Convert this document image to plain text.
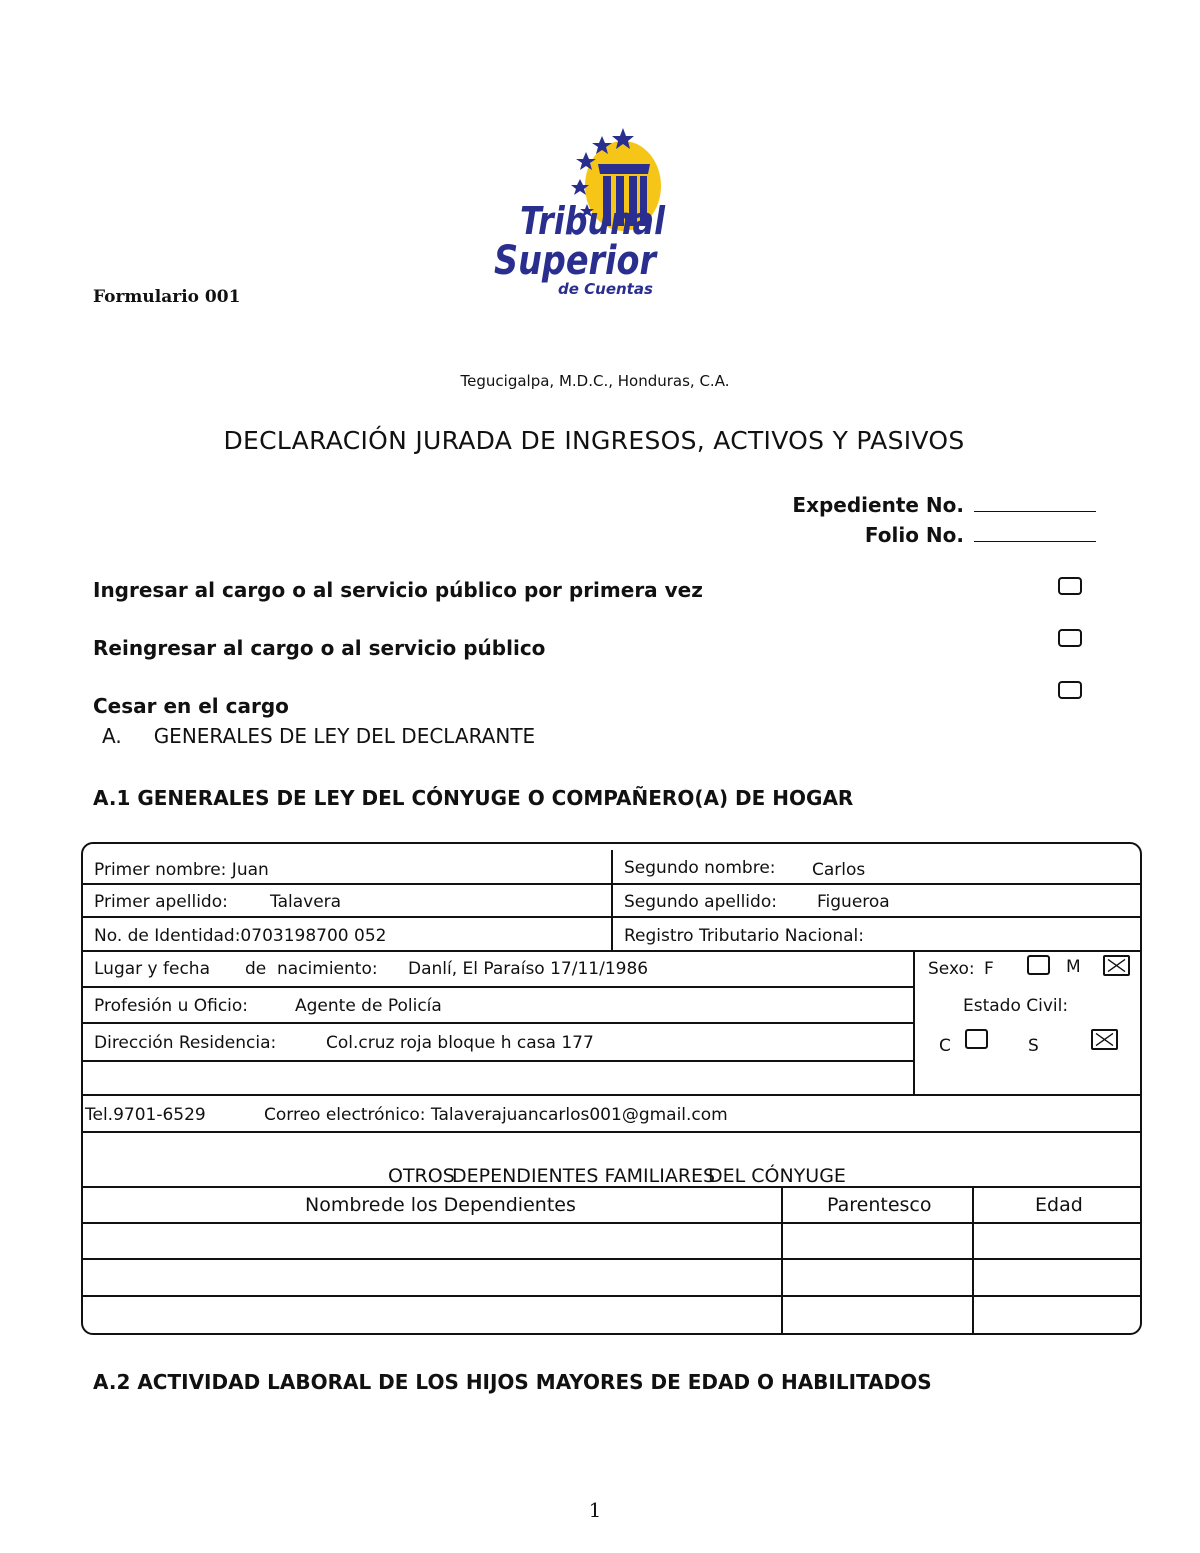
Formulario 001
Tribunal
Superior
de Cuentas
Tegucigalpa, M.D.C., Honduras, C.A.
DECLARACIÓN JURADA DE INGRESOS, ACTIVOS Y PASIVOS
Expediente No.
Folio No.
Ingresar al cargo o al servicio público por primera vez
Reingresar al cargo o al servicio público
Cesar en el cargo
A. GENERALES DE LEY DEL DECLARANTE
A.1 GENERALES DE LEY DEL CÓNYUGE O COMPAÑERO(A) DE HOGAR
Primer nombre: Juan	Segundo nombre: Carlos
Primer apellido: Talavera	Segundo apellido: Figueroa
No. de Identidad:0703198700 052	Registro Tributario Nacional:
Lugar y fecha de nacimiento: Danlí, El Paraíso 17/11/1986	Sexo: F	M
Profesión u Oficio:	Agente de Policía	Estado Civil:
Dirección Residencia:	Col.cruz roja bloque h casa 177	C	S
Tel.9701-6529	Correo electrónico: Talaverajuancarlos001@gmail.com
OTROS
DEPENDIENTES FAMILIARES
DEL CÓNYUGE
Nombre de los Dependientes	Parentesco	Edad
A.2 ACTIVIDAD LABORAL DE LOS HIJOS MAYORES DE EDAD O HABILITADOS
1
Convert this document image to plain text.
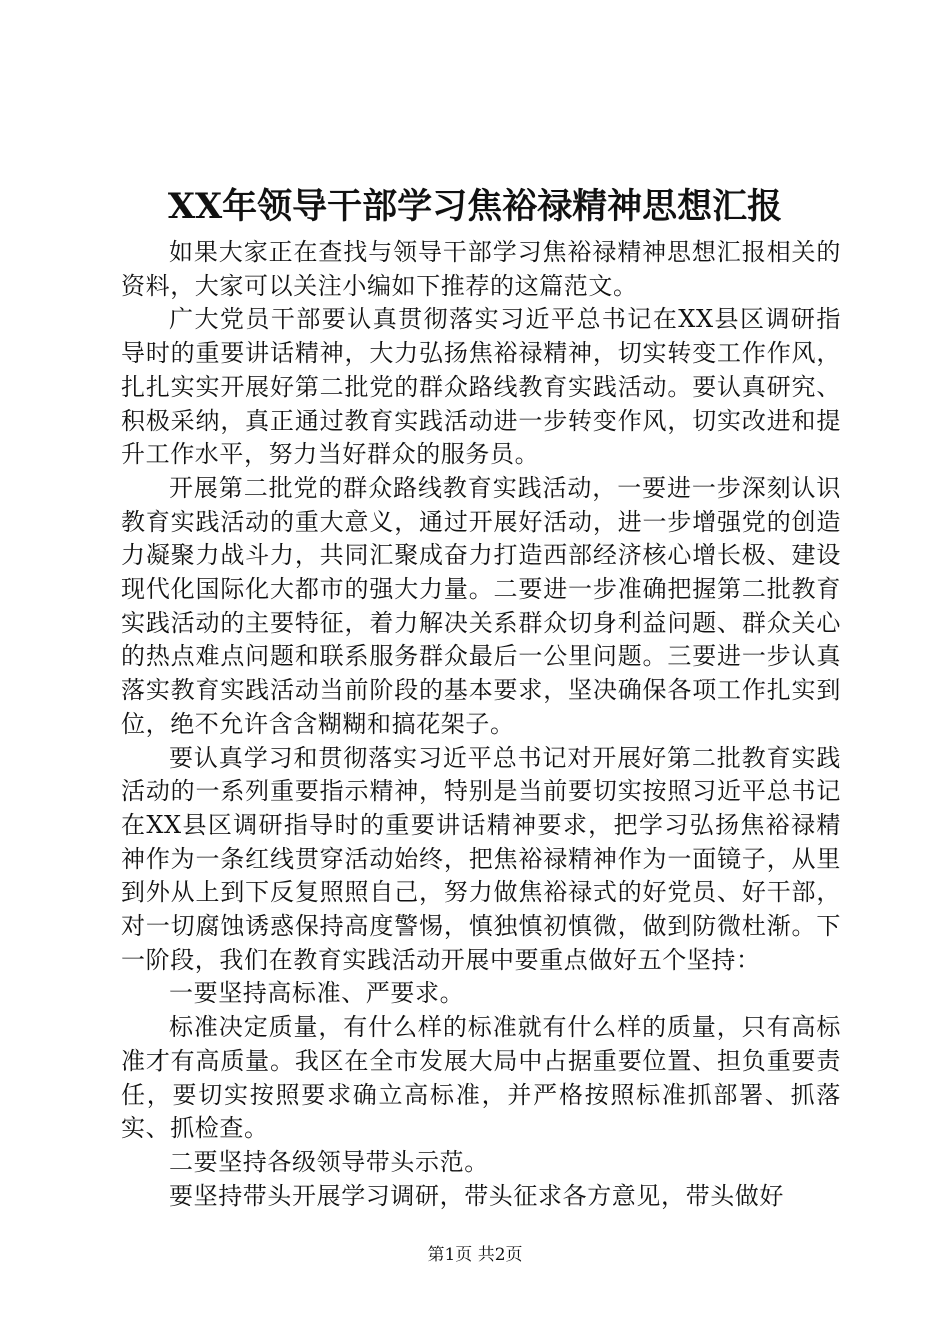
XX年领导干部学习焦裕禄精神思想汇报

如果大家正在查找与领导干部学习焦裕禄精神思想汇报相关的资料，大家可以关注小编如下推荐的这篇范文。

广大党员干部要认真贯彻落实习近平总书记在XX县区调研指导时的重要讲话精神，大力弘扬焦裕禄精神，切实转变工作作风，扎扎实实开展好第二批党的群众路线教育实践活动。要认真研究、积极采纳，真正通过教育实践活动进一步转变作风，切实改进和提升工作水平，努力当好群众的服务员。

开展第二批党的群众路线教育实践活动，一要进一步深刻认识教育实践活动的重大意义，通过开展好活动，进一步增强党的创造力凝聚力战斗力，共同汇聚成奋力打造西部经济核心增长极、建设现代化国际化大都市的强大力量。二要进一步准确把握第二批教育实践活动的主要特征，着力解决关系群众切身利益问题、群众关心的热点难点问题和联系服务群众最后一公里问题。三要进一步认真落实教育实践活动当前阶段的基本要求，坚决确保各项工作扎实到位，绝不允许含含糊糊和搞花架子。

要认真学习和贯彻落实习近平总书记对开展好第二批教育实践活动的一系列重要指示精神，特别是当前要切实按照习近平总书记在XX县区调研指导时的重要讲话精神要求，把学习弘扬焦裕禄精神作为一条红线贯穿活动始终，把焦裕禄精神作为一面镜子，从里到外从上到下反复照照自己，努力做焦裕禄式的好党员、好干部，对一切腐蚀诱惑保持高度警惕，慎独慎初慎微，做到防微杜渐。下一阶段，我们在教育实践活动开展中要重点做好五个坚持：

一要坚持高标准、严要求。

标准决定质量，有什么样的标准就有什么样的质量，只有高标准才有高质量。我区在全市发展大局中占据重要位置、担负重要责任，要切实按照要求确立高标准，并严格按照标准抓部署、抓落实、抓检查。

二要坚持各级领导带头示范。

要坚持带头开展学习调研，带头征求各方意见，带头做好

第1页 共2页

--- Exercise instructions ---
Set down the lines of the records above exactly, apart from the pictures.

--- Output below ---
Convert this document image to plain text.
Formulario 001
Tribunal
Superior
de Cuentas
Tegucigalpa, M.D.C., Honduras, C.A.
DECLARACIÓN JURADA DE INGRESOS, ACTIVOS Y PASIVOS
Expediente No.
Folio No.
Ingresar al cargo o al servicio público por primera vez
Reingresar al cargo o al servicio público
Cesar en el cargo
A. GENERALES DE LEY DEL DECLARANTE
A.1 GENERALES DE LEY DEL CÓNYUGE O COMPAÑERO(A) DE HOGAR
Primer nombre: Juan	Segundo nombre: Carlos
Primer apellido: Talavera	Segundo apellido: Figueroa
No. de Identidad:0703198700 052	Registro Tributario Nacional:
Lugar y fecha de nacimiento: Danlí, El Paraíso 17/11/1986	Sexo: F	M
Profesión u Oficio:	Agente de Policía	Estado Civil:
Dirección Residencia:	Col.cruz roja bloque h casa 177	C	S
Tel.9701-6529	Correo electrónico: Talaverajuancarlos001@gmail.com
OTROS
DEPENDIENTES FAMILIARES
DEL CÓNYUGE
Nombre de los Dependientes	Parentesco	Edad
A.2 ACTIVIDAD LABORAL DE LOS HIJOS MAYORES DE EDAD O HABILITADOS
1
Convert this document image to plain text.
XX年领导干部学习焦裕禄精神思想汇报

如果大家正在查找与领导干部学习焦裕禄精神思想汇报相关的资料，大家可以关注小编如下推荐的这篇范文。

广大党员干部要认真贯彻落实习近平总书记在XX县区调研指导时的重要讲话精神，大力弘扬焦裕禄精神，切实转变工作作风，扎扎实实开展好第二批党的群众路线教育实践活动。要认真研究、积极采纳，真正通过教育实践活动进一步转变作风，切实改进和提升工作水平，努力当好群众的服务员。

开展第二批党的群众路线教育实践活动，一要进一步深刻认识教育实践活动的重大意义，通过开展好活动，进一步增强党的创造力凝聚力战斗力，共同汇聚成奋力打造西部经济核心增长极、建设现代化国际化大都市的强大力量。二要进一步准确把握第二批教育实践活动的主要特征，着力解决关系群众切身利益问题、群众关心的热点难点问题和联系服务群众最后一公里问题。三要进一步认真落实教育实践活动当前阶段的基本要求，坚决确保各项工作扎实到位，绝不允许含含糊糊和搞花架子。

要认真学习和贯彻落实习近平总书记对开展好第二批教育实践活动的一系列重要指示精神，特别是当前要切实按照习近平总书记在XX县区调研指导时的重要讲话精神要求，把学习弘扬焦裕禄精神作为一条红线贯穿活动始终，把焦裕禄精神作为一面镜子，从里到外从上到下反复照照自己，努力做焦裕禄式的好党员、好干部，对一切腐蚀诱惑保持高度警惕，慎独慎初慎微，做到防微杜渐。下一阶段，我们在教育实践活动开展中要重点做好五个坚持：

一要坚持高标准、严要求。

标准决定质量，有什么样的标准就有什么样的质量，只有高标准才有高质量。我区在全市发展大局中占据重要位置、担负重要责任，要切实按照要求确立高标准，并严格按照标准抓部署、抓落实、抓检查。

二要坚持各级领导带头示范。

要坚持带头开展学习调研，带头征求各方意见，带头做好

第1页 共2页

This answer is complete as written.